*Provided text*
#####

2. Geological Setting and Petrography

The northwest-trending NQSZ is situated in the northern part of the Qinghai–Tibet Plateau, located between the Alashan block to the north and the Qilian block to the south and offset by the Altun Tagh fault to the west (Figure 1a). It has long been recognized as a typical Early Paleozoic suture zone that records a complete Wilson cycle from continental rifting to seafloor spreading, oceanic subduction, the extension of the back-arc basin, and to ultimately a continental collision and mountain collapse in the Neoproterozoic to early Paleozoic era [25,34,35]. It has been subdivided into three tectonic-magmatic subunits, i.e., the southern mid-ocean ridge (MOR)-type ophiolite belt (ca. 550–495 Ma), the middle arc magmatic belt (ca. 530–440 Ma), and the northern back-arc basin ophiolite–volcanic belt (ca. 517–450 Ma) (Figure 1a) [25,34,35,36].

#####

*Given data*
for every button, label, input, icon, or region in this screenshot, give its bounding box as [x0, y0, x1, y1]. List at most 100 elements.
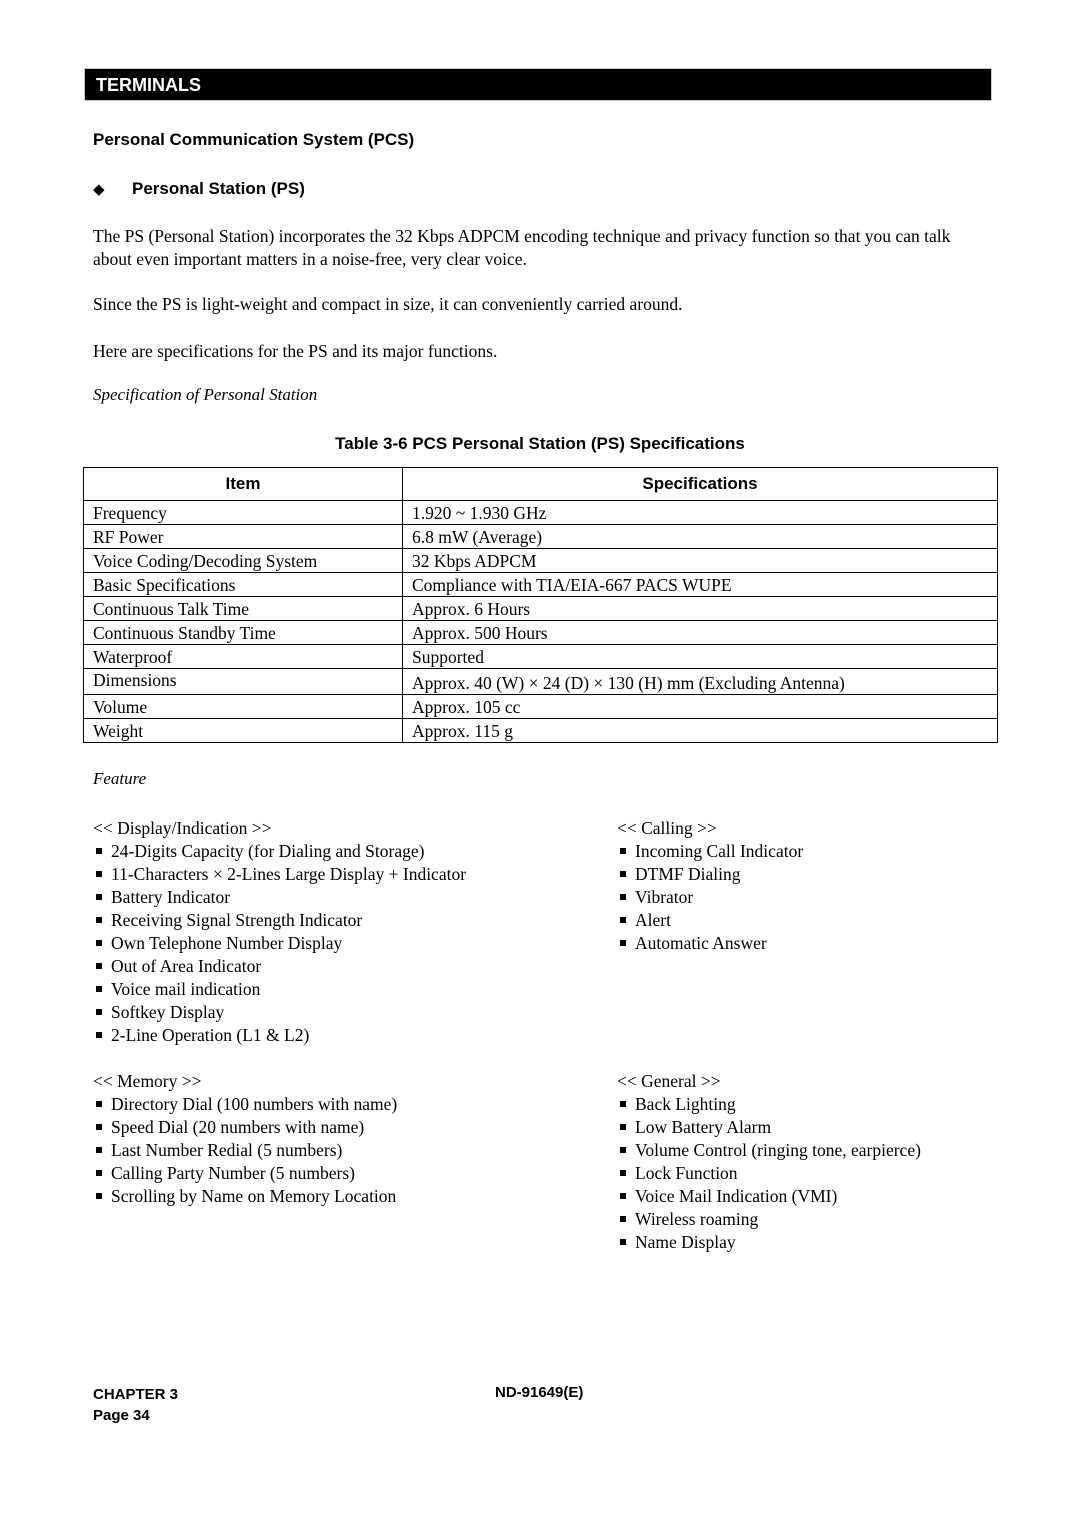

#####

*What this exercise asks*
[a] Rewrite the geological setting passage starting at "2. Geological Setting" and ending at "(Figure 1a) [25,34,35,36].", swapping "block" for "terrane".
[b] According to the geological setting passage, which fault offsets the NQSZ to the west?
[c] Write what comes next in the geological setting passage, beginning after its last sentence.
The lines after the geological setting passage are separate material.

*Answers*
[a]
2. Geological Setting and Petrography

The northwest-trending NQSZ is situated in the northern part of the Qinghai–Tibet Plateau, located between the Alashan terrane to the north and the Qilian terrane to the south and offset by the Altun Tagh fault to the west (Figure 1a). It has long been recognized as a typical Early Paleozoic suture zone that records a complete Wilson cycle from continental rifting to seafloor spreading, oceanic subduction, the extension of the back-arc basin, and to ultimately a continental collision and mountain collapse in the Neoproterozoic to early Paleozoic era [25,34,35]. It has been subdivided into three tectonic-magmatic subunits, i.e., the southern mid-ocean ridge (MOR)-type ophiolite belt (ca. 550–495 Ma), the middle arc magmatic belt (ca. 530–440 Ma), and the northern back-arc basin ophiolite–volcanic belt (ca. 517–450 Ma) (Figure 1a) [25,34,35,36].

[b] The Altun Tagh fault.

[c]
Granitic plutons with zircon U–Pb ages of ca. 530–380 Ma are widespread in the NQSZ. They are characterized by a peraluminous granitic batholith and many medium-/high-K calc-alkaline I-type diorite–granodiorite–granite intrusions with minor tonalite–trondhjemite associations [37,38,39,40,41,42]. The Chaidanuo granitic batholith consists predominantly of peraluminous biotite monzogranite with biotite gneiss restites and mantle-derived enclaves, which was formed through the partial melting of Neoproterozoic granitic rocks with a minor contribution of mantle-derived magma during subduction initiation (~516–505 Ma) [40]. In addition, there are many adakitic plutons including the ca. 453–430 Ma Leigongshan tonalite [28,30], ca. 438 Ma Aoyougou trondhjemite [6], ca. 457–430 Ma Quwushan granodiorite [16,29], and ca. 436–435 Ma HSS granodiorite–trondhjemite [31], suggesting an extensive pulse of adakitic magmatism ca. 457–430 Ma in the NQSZ. Among them, the HSS and QWS adakitic plutons are spatially associated with porphyry Cu–Au deposits [32,33].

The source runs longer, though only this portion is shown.